## begin Records for the exercise

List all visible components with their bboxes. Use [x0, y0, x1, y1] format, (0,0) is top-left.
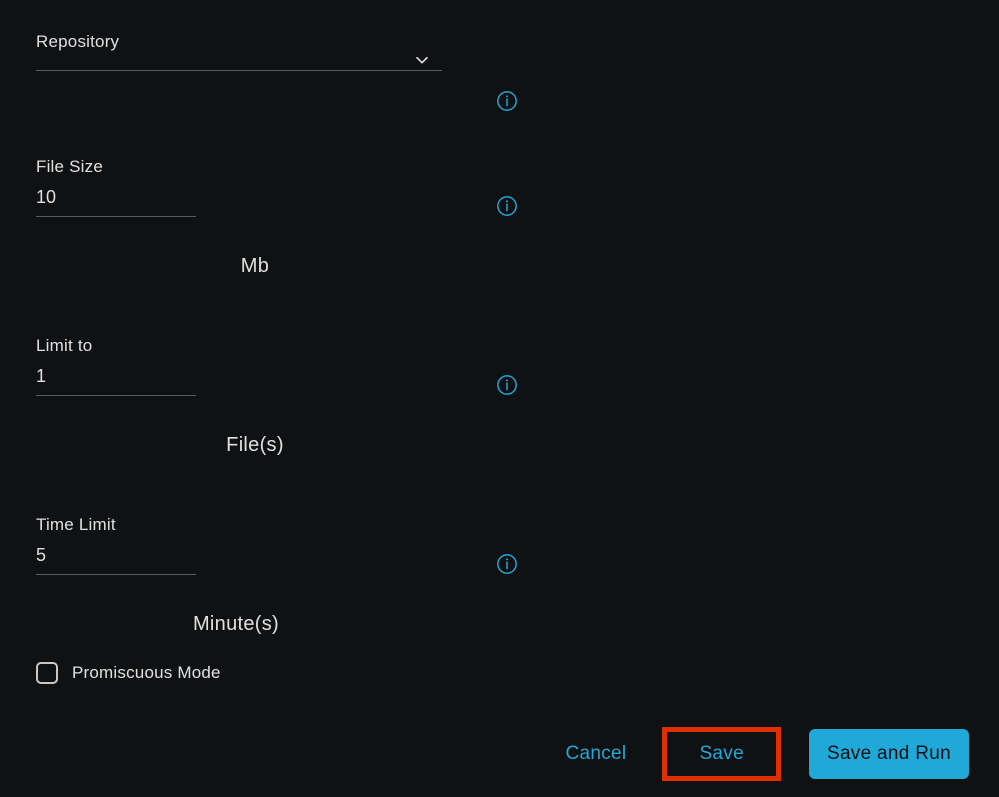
limit-to-label: Limit to [36, 336, 963, 356]
limit-to-input-line [36, 362, 963, 396]
time-limit-input[interactable] [36, 541, 196, 575]
cancel-button[interactable]: Cancel [558, 733, 635, 775]
info-icon[interactable] [496, 195, 518, 217]
info-icon[interactable] [496, 90, 518, 112]
info-icon[interactable] [496, 374, 518, 396]
time-limit-label: Time Limit [36, 515, 963, 535]
file-size-label: File Size [36, 157, 963, 177]
chevron-down-icon [412, 50, 432, 73]
file-size-input-line [36, 183, 963, 217]
promiscuous-mode-label: Promiscuous Mode [72, 663, 221, 683]
limit-to-input[interactable] [36, 362, 196, 396]
repository-input-line [36, 58, 963, 71]
file-size-unit: Mb [36, 255, 474, 278]
repository-label: Repository [36, 32, 963, 52]
time-limit-input-line [36, 541, 963, 575]
file-size-input[interactable] [36, 183, 196, 217]
promiscuous-mode-checkbox[interactable] [36, 662, 58, 684]
save-and-run-button[interactable]: Save and Run [809, 729, 969, 779]
info-icon[interactable] [496, 553, 518, 575]
limit-to-unit: File(s) [36, 434, 474, 457]
time-limit-unit: Minute(s) [36, 613, 436, 636]
repository-field: Repository [36, 32, 963, 71]
time-limit-field: Time Limit Minute(s) [36, 515, 963, 636]
file-size-field: File Size Mb [36, 157, 963, 278]
limit-to-field: Limit to File(s) [36, 336, 963, 457]
button-row: Cancel Save Save and Run [558, 727, 970, 781]
save-button[interactable]: Save [662, 727, 781, 781]
repository-select[interactable] [36, 58, 442, 71]
promiscuous-mode-row: Promiscuous Mode [36, 662, 963, 684]
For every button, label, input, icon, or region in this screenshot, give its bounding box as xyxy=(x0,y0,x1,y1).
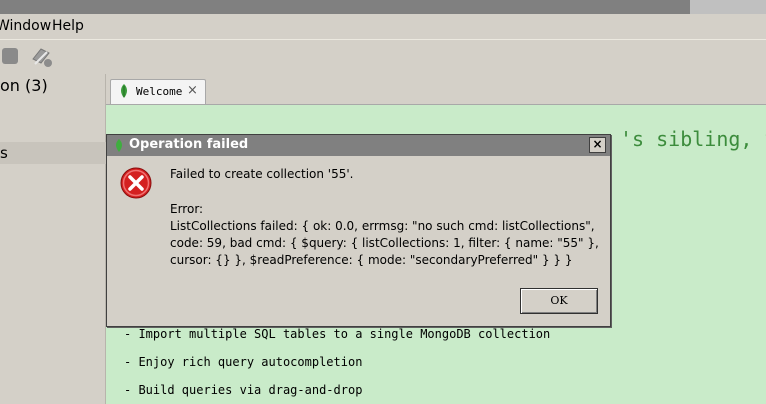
error-line-3: cursor: {} }, $readPreference: { mode: "… xyxy=(170,253,573,267)
sidebar-item-selected[interactable]: s xyxy=(0,144,8,162)
feature-item-autocomplete: - Enjoy rich query autocompletion xyxy=(124,355,363,369)
error-icon xyxy=(119,166,153,204)
error-label: Error: xyxy=(170,202,204,216)
menu-help[interactable]: Help xyxy=(52,18,84,34)
error-dialog: Operation failed × Failed to create coll… xyxy=(106,134,611,327)
toolbar xyxy=(0,41,766,73)
app-leaf-icon xyxy=(112,138,126,157)
window-titlebar xyxy=(0,0,766,14)
menubar: Window Help xyxy=(0,14,766,40)
dialog-titlebar[interactable]: Operation failed × xyxy=(107,135,610,156)
dialog-message: Failed to create collection '55'. xyxy=(170,167,354,181)
tab-strip: Welcome × xyxy=(106,74,766,105)
ok-button[interactable]: OK xyxy=(520,288,598,314)
tab-welcome[interactable]: Welcome × xyxy=(110,79,206,105)
stop-icon[interactable] xyxy=(2,48,18,64)
feature-item-dragdrop: - Build queries via drag-and-drop xyxy=(124,383,363,397)
headline-visible-text: 's sibling, S xyxy=(620,127,766,151)
dialog-close-button[interactable]: × xyxy=(589,137,606,153)
error-line-1: ListCollections failed: { ok: 0.0, errms… xyxy=(170,219,595,233)
sidebar-selected-row[interactable] xyxy=(0,142,106,164)
sidebar: on (3) s xyxy=(0,74,106,404)
titlebar-right-area xyxy=(690,0,766,14)
refresh-icon[interactable] xyxy=(28,45,54,69)
sidebar-item-connection[interactable]: on (3) xyxy=(0,76,48,95)
menu-window[interactable]: Window xyxy=(0,18,51,34)
tab-label: Welcome xyxy=(136,85,183,98)
close-icon[interactable]: × xyxy=(187,83,198,98)
dialog-title: Operation failed xyxy=(129,137,249,152)
feature-item-import: - Import multiple SQL tables to a single… xyxy=(124,327,551,341)
leaf-icon xyxy=(117,83,131,103)
error-line-2: code: 59, bad cmd: { $query: { listColle… xyxy=(170,236,599,250)
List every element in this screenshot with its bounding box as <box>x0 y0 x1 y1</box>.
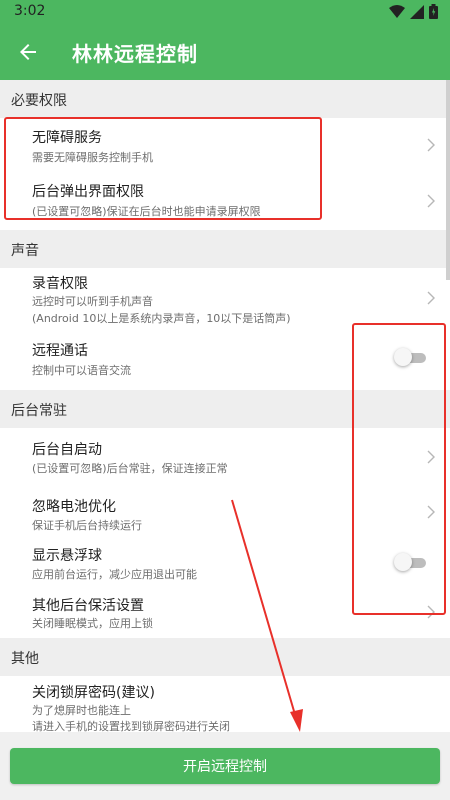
setting-title: 远程通话 <box>32 343 88 359</box>
wifi-icon <box>389 4 405 18</box>
start-remote-control-button[interactable]: 开启远程控制 <box>10 748 440 784</box>
setting-title: 忽略电池优化 <box>32 499 116 515</box>
status-time: 3:02 <box>14 3 46 19</box>
floating-ball-toggle[interactable] <box>394 553 428 571</box>
setting-subtitle: 应用前台运行，减少应用退出可能 <box>32 568 197 581</box>
status-icons <box>389 4 438 19</box>
setting-subtitle: 远控时可以听到手机声音 <box>32 295 153 308</box>
setting-other-keepalive[interactable]: 其他后台保活设置 关闭睡眠模式，应用上锁 <box>0 587 450 638</box>
setting-title: 后台弹出界面权限 <box>32 184 144 200</box>
setting-floating-ball[interactable]: 显示悬浮球 应用前台运行，减少应用退出可能 <box>0 537 450 587</box>
setting-subtitle: 为了熄屏时也能连上 <box>32 704 131 717</box>
setting-subtitle: 需要无障碍服务控制手机 <box>32 151 153 164</box>
status-bar: 3:02 <box>0 0 450 24</box>
battery-icon <box>429 4 438 19</box>
setting-ignore-battery[interactable]: 忽略电池优化 保证手机后台持续运行 <box>0 485 450 537</box>
setting-subtitle: (已设置可忽略)后台常驻，保证连接正常 <box>32 462 228 475</box>
setting-title: 录音权限 <box>32 276 88 292</box>
chevron-right-icon <box>427 605 435 619</box>
chevron-right-icon <box>427 505 435 519</box>
setting-title: 后台自启动 <box>32 442 102 458</box>
section-header-background: 后台常驻 <box>0 390 450 428</box>
setting-remote-call[interactable]: 远程通话 控制中可以语音交流 <box>0 330 450 390</box>
section-title: 声音 <box>11 243 39 259</box>
chevron-right-icon <box>427 291 435 305</box>
chevron-right-icon <box>427 194 435 208</box>
setting-subtitle-extra: 请进入手机的设置找到锁屏密码进行关闭 <box>32 720 230 732</box>
setting-title: 显示悬浮球 <box>32 548 102 564</box>
chevron-right-icon <box>427 138 435 152</box>
setting-subtitle: 保证手机后台持续运行 <box>32 519 142 532</box>
setting-title: 关闭锁屏密码(建议) <box>32 685 155 701</box>
setting-subtitle: (已设置可忽略)保证在后台时也能申请录屏权限 <box>32 205 261 218</box>
signal-icon <box>410 4 424 19</box>
section-title: 必要权限 <box>11 93 67 109</box>
section-header-other: 其他 <box>0 638 450 676</box>
setting-title: 其他后台保活设置 <box>32 598 144 614</box>
chevron-right-icon <box>427 450 435 464</box>
bottom-bar: 开启远程控制 <box>0 732 450 800</box>
page-title: 林林远程控制 <box>72 42 198 66</box>
settings-list[interactable]: 必要权限 无障碍服务 需要无障碍服务控制手机 后台弹出界面权限 (已设置可忽略)… <box>0 80 450 732</box>
app-bar: 林林远程控制 <box>0 24 450 80</box>
section-title: 后台常驻 <box>11 403 67 419</box>
scrollbar[interactable] <box>446 80 450 280</box>
setting-disable-lock-password[interactable]: 关闭锁屏密码(建议) 为了熄屏时也能连上 请进入手机的设置找到锁屏密码进行关闭 <box>0 676 450 732</box>
section-title: 其他 <box>11 651 39 667</box>
setting-subtitle: 关闭睡眠模式，应用上锁 <box>32 617 153 630</box>
setting-subtitle-extra: (Android 10以上是系统内录声音，10以下是话筒声) <box>32 312 291 325</box>
setting-background-popup[interactable]: 后台弹出界面权限 (已设置可忽略)保证在后台时也能申请录屏权限 <box>0 172 450 230</box>
arrow-left-icon[interactable] <box>16 40 40 64</box>
section-header-sound: 声音 <box>0 230 450 268</box>
remote-call-toggle[interactable] <box>394 348 428 366</box>
section-header-required: 必要权限 <box>0 80 450 118</box>
setting-title: 无障碍服务 <box>32 130 102 146</box>
setting-subtitle: 控制中可以语音交流 <box>32 364 131 377</box>
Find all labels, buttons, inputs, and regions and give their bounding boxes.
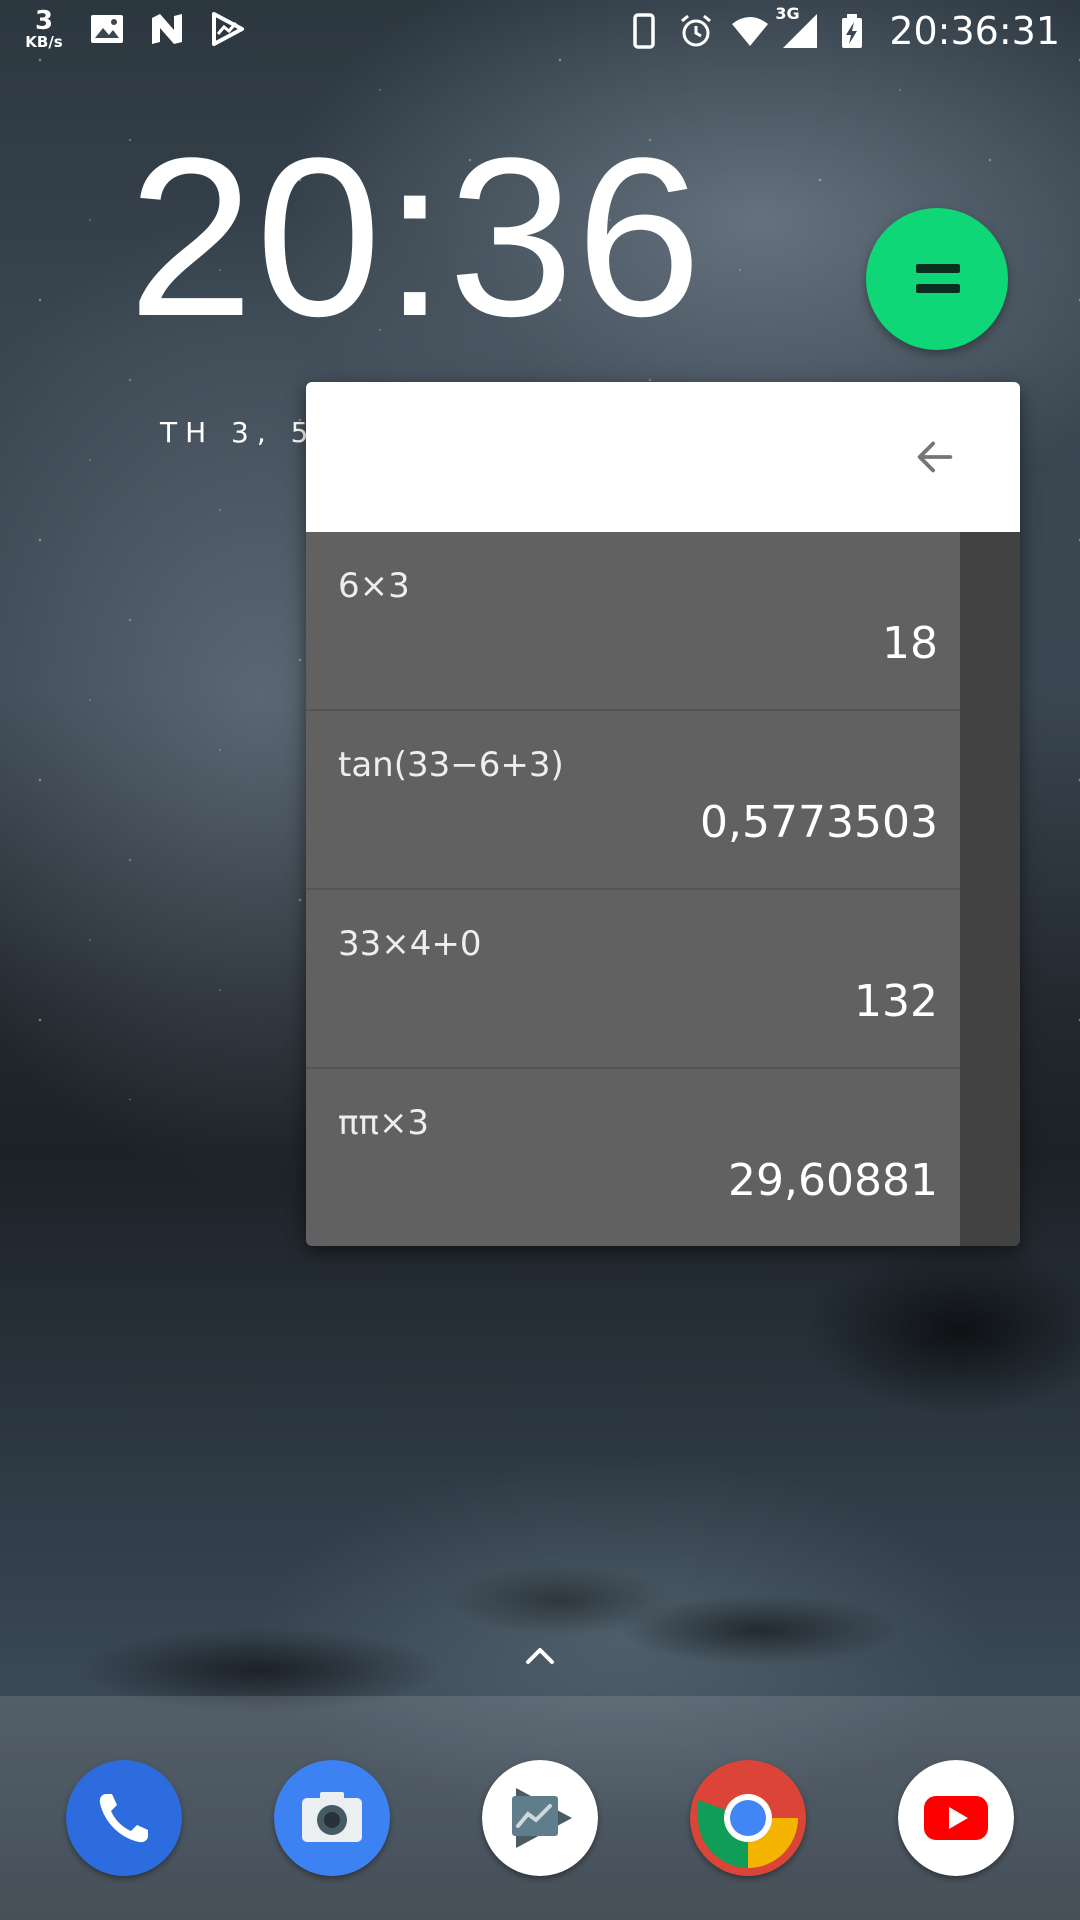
phone-icon — [66, 1760, 182, 1876]
back-button[interactable] — [900, 422, 970, 492]
equals-icon — [916, 264, 960, 273]
history-expression: ππ×3 — [338, 1103, 430, 1143]
wifi-icon — [729, 12, 769, 50]
history-result: 132 — [854, 976, 938, 1027]
phone-vibrate-icon — [625, 12, 663, 50]
chrome-icon — [690, 1760, 806, 1876]
history-header — [306, 382, 1020, 532]
dock-app-youtube[interactable] — [898, 1760, 1014, 1876]
dock-app-camera[interactable] — [274, 1760, 390, 1876]
history-scrollbar[interactable] — [960, 532, 1020, 1246]
back-arrow-icon — [917, 441, 953, 473]
play-trend-icon — [208, 10, 246, 48]
clock-date[interactable]: TH 3, 5 — [160, 416, 317, 449]
history-item[interactable]: tan(33−6+3) 0,5773503 — [306, 711, 960, 890]
dock-app-play-console[interactable] — [482, 1760, 598, 1876]
play-console-icon — [482, 1760, 598, 1876]
equals-icon-lower — [916, 284, 960, 293]
history-result: 18 — [882, 618, 938, 669]
calculator-bubble[interactable] — [866, 208, 1008, 350]
app-dock — [0, 1696, 1080, 1920]
history-expression: 33×4+0 — [338, 924, 482, 964]
alarm-icon — [677, 12, 715, 50]
network-type: 3G — [775, 4, 800, 23]
image-icon — [88, 10, 126, 48]
history-item[interactable]: 6×3 18 — [306, 532, 960, 711]
battery-charging-icon — [833, 12, 871, 50]
dock-app-chrome[interactable] — [690, 1760, 806, 1876]
status-bar-time: 20:36:31 — [889, 9, 1060, 53]
chevron-up-icon[interactable] — [520, 1636, 560, 1676]
history-result: 0,5773503 — [700, 797, 938, 848]
history-list[interactable]: 6×3 18 tan(33−6+3) 0,5773503 33×4+0 132 … — [306, 532, 960, 1246]
clock-time[interactable]: 20:36 — [128, 122, 704, 352]
home-screen: 3 KB/s 3G 20:36:31 20:36 TH 3, 5 6×3 18 … — [0, 0, 1080, 1920]
status-bar-right: 3G 20:36:31 — [625, 4, 1060, 53]
history-result: 29,60881 — [728, 1155, 938, 1206]
signal-icon: 3G — [775, 4, 819, 50]
status-bar-left: 3 KB/s — [20, 8, 268, 50]
network-speed-unit: KB/s — [25, 33, 63, 51]
n-icon — [148, 10, 186, 48]
dock-app-phone[interactable] — [66, 1760, 182, 1876]
camera-icon — [274, 1760, 390, 1876]
history-item[interactable]: 33×4+0 132 — [306, 890, 960, 1069]
history-item[interactable]: ππ×3 29,60881 — [306, 1069, 960, 1246]
history-expression: tan(33−6+3) — [338, 745, 564, 785]
calculator-history-panel: 6×3 18 tan(33−6+3) 0,5773503 33×4+0 132 … — [306, 382, 1020, 1246]
history-expression: 6×3 — [338, 566, 410, 606]
youtube-icon — [898, 1760, 1014, 1876]
network-speed-value: 3 — [34, 6, 54, 36]
status-bar: 3 KB/s 3G 20:36:31 — [0, 0, 1080, 62]
network-speed: 3 KB/s — [20, 8, 68, 50]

## end Records for the exercise

## Task instructions
Render the lines from the one containing "phone-icon — [66, 1760, 182, 1876]" to the one containing "dock-app-camera[interactable] — [274, 1760, 390, 1876]", inclusive, as a Markdown table with the columns No. and Line, omitting any blank lines.

## Response to the exercise
| No. | Line |
|---|---|
| 1 | phone-icon — [66, 1760, 182, 1876] |
| 2 | back-button[interactable] — [900, 422, 970, 492] |
| 3 | equals-icon — [916, 264, 960, 273] |
| 4 | history-expression: ππ×3 — [338, 1103, 430, 1143] |
| 5 | wifi-icon — [729, 12, 769, 50] |
| 6 | history-result: 132 — [854, 976, 938, 1027] |
| 7 | phone-vibrate-icon — [625, 12, 663, 50] |
| 8 | chrome-icon — [690, 1760, 806, 1876] |
| 9 | history-header — [306, 382, 1020, 532] |
| 10 | dock-app-youtube[interactable] — [898, 1760, 1014, 1876] |
| 11 | dock-app-camera[interactable] — [274, 1760, 390, 1876] |